-- Dataset records --

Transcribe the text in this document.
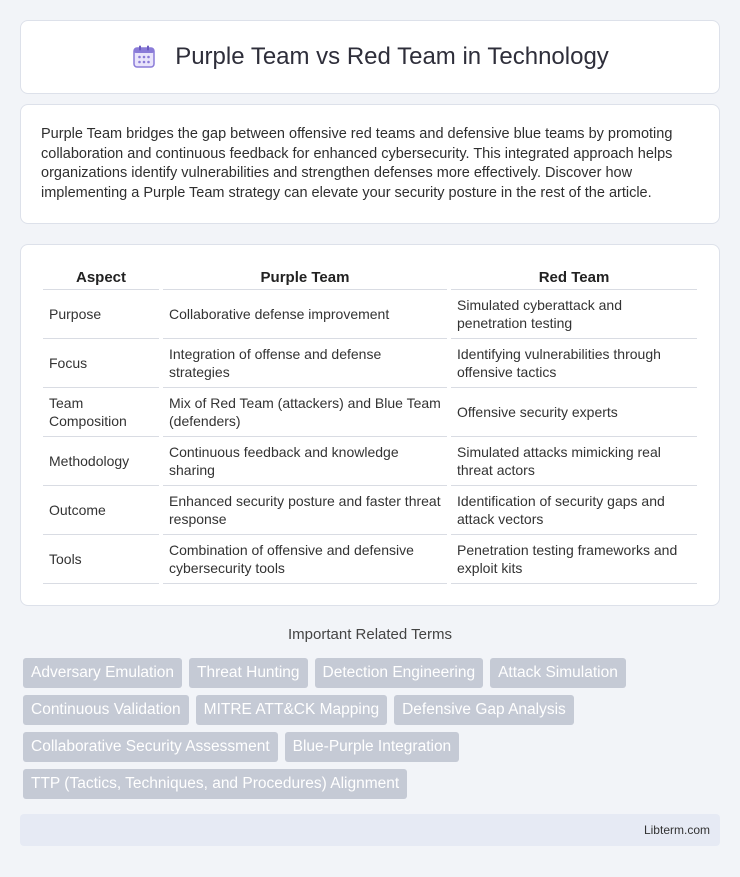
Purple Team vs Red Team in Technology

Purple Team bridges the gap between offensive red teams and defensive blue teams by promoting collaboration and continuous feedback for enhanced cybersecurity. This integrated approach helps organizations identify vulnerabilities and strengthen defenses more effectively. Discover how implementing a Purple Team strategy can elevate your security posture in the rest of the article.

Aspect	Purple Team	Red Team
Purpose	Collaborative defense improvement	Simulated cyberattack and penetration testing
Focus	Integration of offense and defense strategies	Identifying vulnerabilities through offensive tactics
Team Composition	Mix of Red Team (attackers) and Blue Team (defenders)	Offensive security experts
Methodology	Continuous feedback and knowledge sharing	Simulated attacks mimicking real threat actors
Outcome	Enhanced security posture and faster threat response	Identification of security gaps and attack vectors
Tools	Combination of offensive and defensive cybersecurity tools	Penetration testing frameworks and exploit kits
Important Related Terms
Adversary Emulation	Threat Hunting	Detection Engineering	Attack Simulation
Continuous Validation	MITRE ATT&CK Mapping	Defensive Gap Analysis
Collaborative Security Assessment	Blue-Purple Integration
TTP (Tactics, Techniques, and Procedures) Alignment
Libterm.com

* * *

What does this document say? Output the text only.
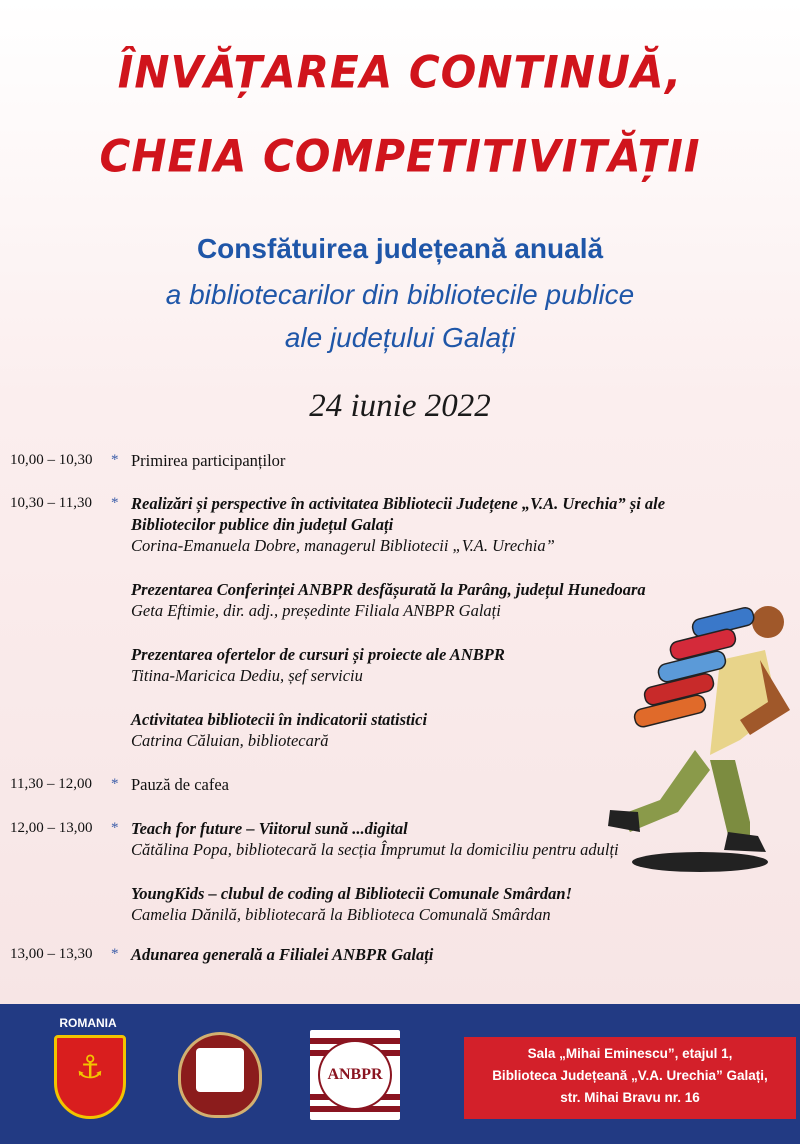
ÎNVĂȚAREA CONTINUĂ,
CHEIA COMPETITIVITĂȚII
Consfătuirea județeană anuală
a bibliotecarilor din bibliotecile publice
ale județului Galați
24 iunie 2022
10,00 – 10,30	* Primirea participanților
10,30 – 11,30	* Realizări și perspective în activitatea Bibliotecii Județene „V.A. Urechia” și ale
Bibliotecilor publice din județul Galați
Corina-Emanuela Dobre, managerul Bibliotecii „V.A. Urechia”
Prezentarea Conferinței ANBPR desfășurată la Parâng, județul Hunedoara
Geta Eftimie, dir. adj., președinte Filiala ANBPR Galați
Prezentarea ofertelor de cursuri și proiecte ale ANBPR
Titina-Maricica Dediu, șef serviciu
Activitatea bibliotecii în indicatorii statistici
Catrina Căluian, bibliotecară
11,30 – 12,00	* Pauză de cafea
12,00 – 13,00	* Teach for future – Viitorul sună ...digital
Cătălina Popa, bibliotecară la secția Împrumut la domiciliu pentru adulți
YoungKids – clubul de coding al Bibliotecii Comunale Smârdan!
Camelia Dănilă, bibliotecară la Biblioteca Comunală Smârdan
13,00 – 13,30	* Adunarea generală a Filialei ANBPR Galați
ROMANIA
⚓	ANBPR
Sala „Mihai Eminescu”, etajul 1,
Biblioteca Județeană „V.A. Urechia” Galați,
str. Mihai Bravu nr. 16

-- Exercise instructions --
Copy out every line of the data that includes the word "testing".

-- Written solution --
Purpose	Collaborative defense improvement	Simulated cyberattack and penetration testing
Tools	Combination of offensive and defensive cybersecurity tools	Penetration testing frameworks and exploit kits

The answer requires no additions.